Texte de lecture »
--*--
Le Camp Taksin, site historique des relations franco-thaïlandaises

Camp TaksinLe Camp Taksin à Chantaburi abrite le 2eme bataillon du 1er Régiment d’Infanterie de la Division des Marines de l’armée thaïlandaise. Le village de Ban Lum, situé sur la rive occidentale de la rivière Chantaburi, a été d’une importance capitale dans l’histoire thaïlandaise.

En 1767, après s’être emparé de Chantaburi par vive force, le roi Taksin y établit un camp afin d’y préparer la libération du Siam de l’invasion birmane.

En 1893, la France tente d’étendre son influence au Laos et au Cambodge, contraignant le Siam à lui concéder une partie de son territoire sur la rive droite du Mékong ainsi que les marches extérieures du Cambodge. Pendant la période d’approbation des accords, jusqu’en 1905, la France occupe Chantaburi pour assurer sa sûreté, conformément à l’article 6 de la Convention franco-siamoise signée le 3 octobre 1893.

La volonté française d’occuper Chantaburi s’expliquait par sa position stratégique permettant  le contrôle du Golfe du Siam et facilitant la surveillance des états malaisiens sous occupation britannique. Cette région était, par ailleurs, la porte des trois provinces siamoises de Battambang, Siem Riep et Srisophon, riches en ressources naturelles, au rang desquelles des mines de saphirs et de pierres précieuses.

En outre, au port situé à l’embouchure de sa rivière, Chantaburi disposait d’une importante capacité de construction navale, jusqu’à des bâtiments de 3 à 400 tonnes chantiers. Ainsi, l’occupation de Chantaburi offrait à la France le contrôle du port et des chantiers de construction navale en lui permettant de contenir les forces siamoises.

Les forces françaises établirent un camp au village de Ban Lum, aujourd’hui Camp Taksin, ainsi qu’à l’estuaire de Leam Sing. Parmi les bâtiments qu’elles construisirent alors au Camp Taksin, seuls restent aujourd’hui debout l’état-major, le dépôt d’artillerie, la section logistique, un entrepôt de matériel, l’arsenal no. 5, autrefois la poudrerie, et l’arsenal no. 6 qui, lui, est bâti sur le même plan que le Bâtiment Rouge de Laem Sing.

Après le retrait français de Chantaburi, le 8 janvier 1905, le camp a connu de multiples destinations, abritant ainsi une école, les résidences de fonctionnaires du gouvernement local ainsi que divers régiments.
--*--
Entrées répertoriées »
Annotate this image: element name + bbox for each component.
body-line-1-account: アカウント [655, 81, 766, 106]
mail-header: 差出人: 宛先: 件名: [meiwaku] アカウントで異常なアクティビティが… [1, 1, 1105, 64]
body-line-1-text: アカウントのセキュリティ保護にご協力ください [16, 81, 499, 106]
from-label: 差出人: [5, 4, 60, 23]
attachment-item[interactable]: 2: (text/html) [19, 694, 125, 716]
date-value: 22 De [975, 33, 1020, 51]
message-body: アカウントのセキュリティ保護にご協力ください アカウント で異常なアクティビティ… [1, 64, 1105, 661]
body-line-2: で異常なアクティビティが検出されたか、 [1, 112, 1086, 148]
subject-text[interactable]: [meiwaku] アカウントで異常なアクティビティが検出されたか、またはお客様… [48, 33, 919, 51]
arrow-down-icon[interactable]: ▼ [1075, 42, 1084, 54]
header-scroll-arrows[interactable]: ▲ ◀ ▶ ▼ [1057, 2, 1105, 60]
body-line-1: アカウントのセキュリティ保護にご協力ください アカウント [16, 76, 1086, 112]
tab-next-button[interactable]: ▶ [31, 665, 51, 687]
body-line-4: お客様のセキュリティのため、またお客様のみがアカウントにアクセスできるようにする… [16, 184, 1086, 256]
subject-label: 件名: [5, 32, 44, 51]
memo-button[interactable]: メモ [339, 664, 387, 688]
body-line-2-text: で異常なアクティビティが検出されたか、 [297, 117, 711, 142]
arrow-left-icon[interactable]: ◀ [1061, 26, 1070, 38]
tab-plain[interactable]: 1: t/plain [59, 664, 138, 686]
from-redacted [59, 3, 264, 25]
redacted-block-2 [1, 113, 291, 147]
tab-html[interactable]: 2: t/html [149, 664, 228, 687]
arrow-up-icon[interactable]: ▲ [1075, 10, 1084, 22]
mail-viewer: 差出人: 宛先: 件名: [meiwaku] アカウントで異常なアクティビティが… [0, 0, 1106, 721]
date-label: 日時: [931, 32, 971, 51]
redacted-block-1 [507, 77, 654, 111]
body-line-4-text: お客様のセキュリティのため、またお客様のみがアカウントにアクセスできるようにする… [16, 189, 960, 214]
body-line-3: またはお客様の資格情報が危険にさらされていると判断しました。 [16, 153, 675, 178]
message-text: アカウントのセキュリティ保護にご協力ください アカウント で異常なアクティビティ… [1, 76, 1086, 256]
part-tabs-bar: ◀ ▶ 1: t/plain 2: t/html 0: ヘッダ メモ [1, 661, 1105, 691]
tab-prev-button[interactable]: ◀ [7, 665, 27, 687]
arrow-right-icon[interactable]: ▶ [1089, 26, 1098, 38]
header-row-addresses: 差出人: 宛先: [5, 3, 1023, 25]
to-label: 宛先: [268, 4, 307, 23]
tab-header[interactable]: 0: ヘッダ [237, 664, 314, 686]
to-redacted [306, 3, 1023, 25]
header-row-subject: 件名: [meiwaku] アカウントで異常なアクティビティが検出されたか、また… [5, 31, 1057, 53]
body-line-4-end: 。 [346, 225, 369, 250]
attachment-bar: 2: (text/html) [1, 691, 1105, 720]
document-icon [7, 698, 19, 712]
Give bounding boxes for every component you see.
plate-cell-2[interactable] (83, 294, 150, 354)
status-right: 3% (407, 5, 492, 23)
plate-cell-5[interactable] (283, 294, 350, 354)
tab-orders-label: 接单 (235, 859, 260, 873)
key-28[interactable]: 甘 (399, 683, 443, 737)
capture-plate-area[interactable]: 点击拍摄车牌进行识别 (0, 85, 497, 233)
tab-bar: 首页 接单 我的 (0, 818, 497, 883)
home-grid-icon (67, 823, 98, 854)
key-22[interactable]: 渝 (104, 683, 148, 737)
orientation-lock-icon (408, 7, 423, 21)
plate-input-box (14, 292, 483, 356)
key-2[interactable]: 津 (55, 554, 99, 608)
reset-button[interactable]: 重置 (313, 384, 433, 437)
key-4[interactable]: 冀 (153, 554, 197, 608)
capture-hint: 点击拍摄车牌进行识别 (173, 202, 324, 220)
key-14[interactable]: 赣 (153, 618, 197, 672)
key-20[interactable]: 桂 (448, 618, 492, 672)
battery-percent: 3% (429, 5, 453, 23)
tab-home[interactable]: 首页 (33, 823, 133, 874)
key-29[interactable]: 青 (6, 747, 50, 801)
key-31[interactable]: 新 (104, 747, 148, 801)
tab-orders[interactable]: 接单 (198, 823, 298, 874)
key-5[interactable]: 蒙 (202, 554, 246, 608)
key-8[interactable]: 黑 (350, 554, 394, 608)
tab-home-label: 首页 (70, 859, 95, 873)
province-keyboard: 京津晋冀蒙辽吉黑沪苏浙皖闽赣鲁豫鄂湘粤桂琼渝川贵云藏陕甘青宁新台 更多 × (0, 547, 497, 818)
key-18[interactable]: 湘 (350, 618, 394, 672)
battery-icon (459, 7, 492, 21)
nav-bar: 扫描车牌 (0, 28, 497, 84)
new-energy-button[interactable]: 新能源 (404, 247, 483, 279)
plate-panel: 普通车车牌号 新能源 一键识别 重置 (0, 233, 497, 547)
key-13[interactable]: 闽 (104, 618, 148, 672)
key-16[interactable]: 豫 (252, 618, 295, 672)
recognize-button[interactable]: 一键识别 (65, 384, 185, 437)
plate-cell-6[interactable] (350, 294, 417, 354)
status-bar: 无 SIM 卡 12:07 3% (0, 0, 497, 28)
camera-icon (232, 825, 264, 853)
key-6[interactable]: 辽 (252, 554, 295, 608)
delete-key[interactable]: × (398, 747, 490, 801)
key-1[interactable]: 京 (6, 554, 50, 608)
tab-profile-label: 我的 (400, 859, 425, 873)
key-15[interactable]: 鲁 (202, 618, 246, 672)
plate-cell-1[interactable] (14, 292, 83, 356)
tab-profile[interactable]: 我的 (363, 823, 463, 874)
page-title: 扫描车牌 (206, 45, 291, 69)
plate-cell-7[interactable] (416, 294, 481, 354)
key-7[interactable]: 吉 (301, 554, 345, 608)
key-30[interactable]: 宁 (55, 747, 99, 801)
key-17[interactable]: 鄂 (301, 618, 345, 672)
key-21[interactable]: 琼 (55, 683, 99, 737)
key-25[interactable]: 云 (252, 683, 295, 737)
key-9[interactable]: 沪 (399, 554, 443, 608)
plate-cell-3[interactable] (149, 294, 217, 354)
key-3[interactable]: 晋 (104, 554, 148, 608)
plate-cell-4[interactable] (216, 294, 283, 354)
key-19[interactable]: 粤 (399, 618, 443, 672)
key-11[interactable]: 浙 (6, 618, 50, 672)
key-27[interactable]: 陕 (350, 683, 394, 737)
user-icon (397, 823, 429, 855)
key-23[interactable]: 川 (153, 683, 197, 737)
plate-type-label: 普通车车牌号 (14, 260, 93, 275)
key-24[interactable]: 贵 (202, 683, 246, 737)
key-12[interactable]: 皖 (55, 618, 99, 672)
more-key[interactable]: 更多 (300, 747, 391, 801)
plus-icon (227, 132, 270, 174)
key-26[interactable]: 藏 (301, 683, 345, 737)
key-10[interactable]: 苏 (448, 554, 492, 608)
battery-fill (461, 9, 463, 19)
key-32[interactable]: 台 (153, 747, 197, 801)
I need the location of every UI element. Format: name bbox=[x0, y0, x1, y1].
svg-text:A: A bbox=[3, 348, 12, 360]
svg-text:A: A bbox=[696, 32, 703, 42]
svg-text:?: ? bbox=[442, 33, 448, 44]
--*--
Consigne » D'après le texte sur le Camp Taksin, à quelle date les forces françaises se sont-elles retirées de Chantaburi ?

Corrigé » Le 8 janvier 1905.